§ OBJECTIVE:
Every record that follows must be duplicated exactly, with images left out.
= = = =
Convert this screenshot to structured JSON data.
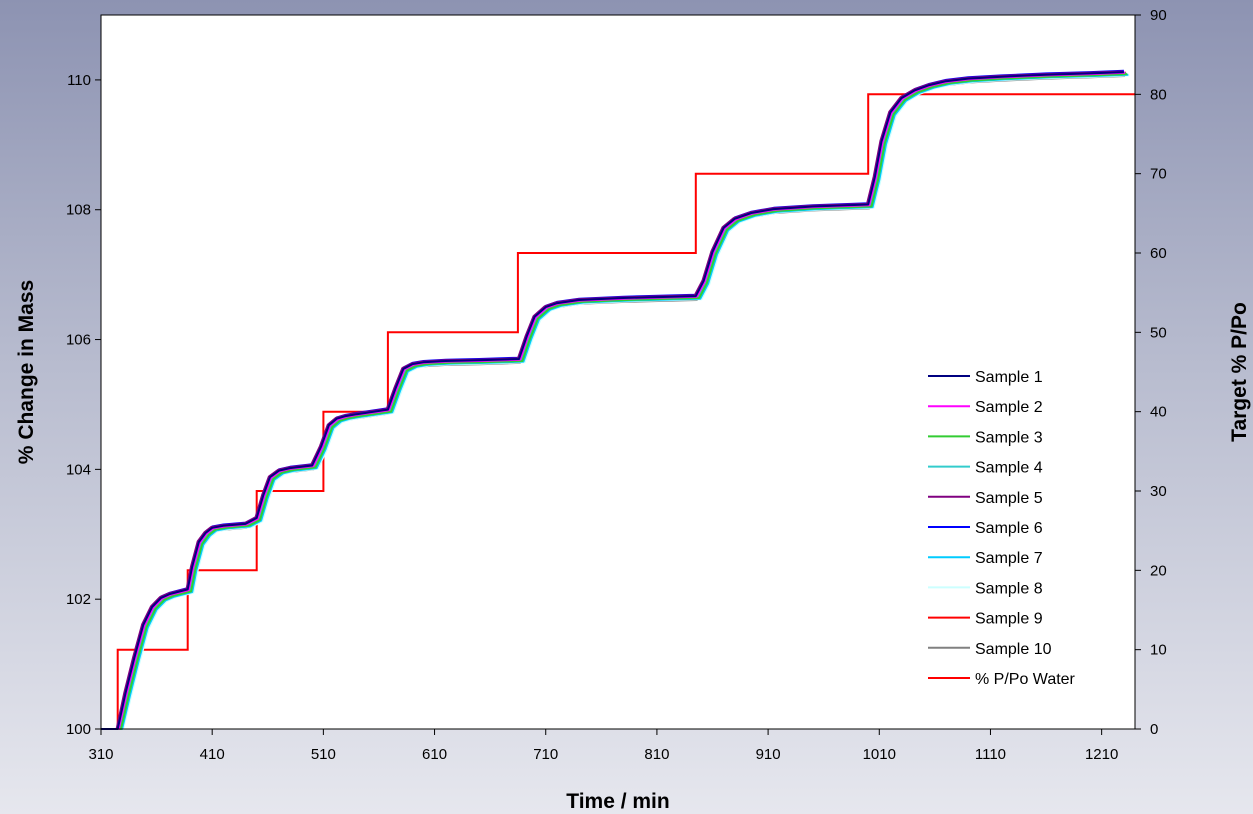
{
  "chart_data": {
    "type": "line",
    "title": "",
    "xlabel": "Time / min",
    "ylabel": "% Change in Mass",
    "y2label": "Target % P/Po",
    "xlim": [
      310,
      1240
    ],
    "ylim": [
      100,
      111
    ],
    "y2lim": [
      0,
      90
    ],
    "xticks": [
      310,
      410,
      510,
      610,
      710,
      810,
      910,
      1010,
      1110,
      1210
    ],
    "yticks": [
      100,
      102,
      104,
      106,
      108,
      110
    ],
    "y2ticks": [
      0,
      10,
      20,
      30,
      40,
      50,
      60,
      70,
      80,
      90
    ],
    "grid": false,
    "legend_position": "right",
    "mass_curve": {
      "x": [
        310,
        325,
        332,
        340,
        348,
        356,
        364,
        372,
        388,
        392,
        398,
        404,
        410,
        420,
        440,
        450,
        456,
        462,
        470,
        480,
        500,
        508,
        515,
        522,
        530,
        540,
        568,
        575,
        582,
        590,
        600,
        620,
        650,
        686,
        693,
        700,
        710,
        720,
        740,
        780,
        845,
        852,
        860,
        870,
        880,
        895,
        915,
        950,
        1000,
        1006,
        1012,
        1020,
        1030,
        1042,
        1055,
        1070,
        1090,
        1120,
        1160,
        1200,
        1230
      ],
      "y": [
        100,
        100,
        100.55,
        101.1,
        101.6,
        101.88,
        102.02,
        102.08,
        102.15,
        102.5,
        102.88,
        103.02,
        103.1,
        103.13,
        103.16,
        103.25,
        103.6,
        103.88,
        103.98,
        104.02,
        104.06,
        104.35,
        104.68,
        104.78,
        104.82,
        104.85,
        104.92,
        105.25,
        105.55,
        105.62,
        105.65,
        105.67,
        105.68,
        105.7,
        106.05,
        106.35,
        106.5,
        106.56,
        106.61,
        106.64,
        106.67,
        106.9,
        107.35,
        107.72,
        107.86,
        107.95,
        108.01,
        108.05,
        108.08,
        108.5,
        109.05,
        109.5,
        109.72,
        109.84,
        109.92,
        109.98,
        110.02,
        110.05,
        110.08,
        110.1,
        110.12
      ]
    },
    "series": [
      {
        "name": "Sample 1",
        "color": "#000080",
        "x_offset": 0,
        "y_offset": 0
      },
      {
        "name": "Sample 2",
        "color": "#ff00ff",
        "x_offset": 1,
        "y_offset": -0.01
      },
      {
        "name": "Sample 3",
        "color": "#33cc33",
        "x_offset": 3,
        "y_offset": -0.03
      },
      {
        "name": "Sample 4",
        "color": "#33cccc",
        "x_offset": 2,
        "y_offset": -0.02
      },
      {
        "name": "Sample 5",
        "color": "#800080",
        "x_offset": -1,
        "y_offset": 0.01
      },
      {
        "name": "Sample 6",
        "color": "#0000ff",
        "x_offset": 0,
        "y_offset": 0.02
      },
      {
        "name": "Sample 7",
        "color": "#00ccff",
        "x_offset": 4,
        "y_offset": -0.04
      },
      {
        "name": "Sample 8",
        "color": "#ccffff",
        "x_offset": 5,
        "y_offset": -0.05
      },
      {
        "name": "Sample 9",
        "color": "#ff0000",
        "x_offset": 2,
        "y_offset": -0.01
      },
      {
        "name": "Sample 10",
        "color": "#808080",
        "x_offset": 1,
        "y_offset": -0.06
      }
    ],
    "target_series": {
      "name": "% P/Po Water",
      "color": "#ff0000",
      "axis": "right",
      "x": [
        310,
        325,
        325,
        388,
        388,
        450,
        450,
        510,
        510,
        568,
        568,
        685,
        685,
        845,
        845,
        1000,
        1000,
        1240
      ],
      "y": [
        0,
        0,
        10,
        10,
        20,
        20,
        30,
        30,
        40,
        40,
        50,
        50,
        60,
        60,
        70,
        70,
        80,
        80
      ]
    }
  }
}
= = = =
§ WORKED SOLUTION:
Convert this screenshot to structured JSON data.
{
  "chart_data": {
    "type": "line",
    "title": "",
    "xlabel": "Time / min",
    "ylabel": "% Change in Mass",
    "y2label": "Target % P/Po",
    "xlim": [
      310,
      1240
    ],
    "ylim": [
      100,
      111
    ],
    "y2lim": [
      0,
      90
    ],
    "xticks": [
      310,
      410,
      510,
      610,
      710,
      810,
      910,
      1010,
      1110,
      1210
    ],
    "yticks": [
      100,
      102,
      104,
      106,
      108,
      110
    ],
    "y2ticks": [
      0,
      10,
      20,
      30,
      40,
      50,
      60,
      70,
      80,
      90
    ],
    "grid": false,
    "legend_position": "right",
    "mass_curve": {
      "x": [
        310,
        325,
        332,
        340,
        348,
        356,
        364,
        372,
        388,
        392,
        398,
        404,
        410,
        420,
        440,
        450,
        456,
        462,
        470,
        480,
        500,
        508,
        515,
        522,
        530,
        540,
        568,
        575,
        582,
        590,
        600,
        620,
        650,
        686,
        693,
        700,
        710,
        720,
        740,
        780,
        845,
        852,
        860,
        870,
        880,
        895,
        915,
        950,
        1000,
        1006,
        1012,
        1020,
        1030,
        1042,
        1055,
        1070,
        1090,
        1120,
        1160,
        1200,
        1230
      ],
      "y": [
        100,
        100,
        100.55,
        101.1,
        101.6,
        101.88,
        102.02,
        102.08,
        102.15,
        102.5,
        102.88,
        103.02,
        103.1,
        103.13,
        103.16,
        103.25,
        103.6,
        103.88,
        103.98,
        104.02,
        104.06,
        104.35,
        104.68,
        104.78,
        104.82,
        104.85,
        104.92,
        105.25,
        105.55,
        105.62,
        105.65,
        105.67,
        105.68,
        105.7,
        106.05,
        106.35,
        106.5,
        106.56,
        106.61,
        106.64,
        106.67,
        106.9,
        107.35,
        107.72,
        107.86,
        107.95,
        108.01,
        108.05,
        108.08,
        108.5,
        109.05,
        109.5,
        109.72,
        109.84,
        109.92,
        109.98,
        110.02,
        110.05,
        110.08,
        110.1,
        110.12
      ]
    },
    "series": [
      {
        "name": "Sample 1",
        "color": "#000080",
        "x_offset": 0,
        "y_offset": 0
      },
      {
        "name": "Sample 2",
        "color": "#ff00ff",
        "x_offset": 1,
        "y_offset": -0.01
      },
      {
        "name": "Sample 3",
        "color": "#33cc33",
        "x_offset": 3,
        "y_offset": -0.03
      },
      {
        "name": "Sample 4",
        "color": "#33cccc",
        "x_offset": 2,
        "y_offset": -0.02
      },
      {
        "name": "Sample 5",
        "color": "#800080",
        "x_offset": -1,
        "y_offset": 0.01
      },
      {
        "name": "Sample 6",
        "color": "#0000ff",
        "x_offset": 0,
        "y_offset": 0.02
      },
      {
        "name": "Sample 7",
        "color": "#00ccff",
        "x_offset": 4,
        "y_offset": -0.04
      },
      {
        "name": "Sample 8",
        "color": "#ccffff",
        "x_offset": 5,
        "y_offset": -0.05
      },
      {
        "name": "Sample 9",
        "color": "#ff0000",
        "x_offset": 2,
        "y_offset": -0.01
      },
      {
        "name": "Sample 10",
        "color": "#808080",
        "x_offset": 1,
        "y_offset": -0.06
      }
    ],
    "target_series": {
      "name": "% P/Po Water",
      "color": "#ff0000",
      "axis": "right",
      "x": [
        310,
        325,
        325,
        388,
        388,
        450,
        450,
        510,
        510,
        568,
        568,
        685,
        685,
        845,
        845,
        1000,
        1000,
        1240
      ],
      "y": [
        0,
        0,
        10,
        10,
        20,
        20,
        30,
        30,
        40,
        40,
        50,
        50,
        60,
        60,
        70,
        70,
        80,
        80
      ]
    }
  }
}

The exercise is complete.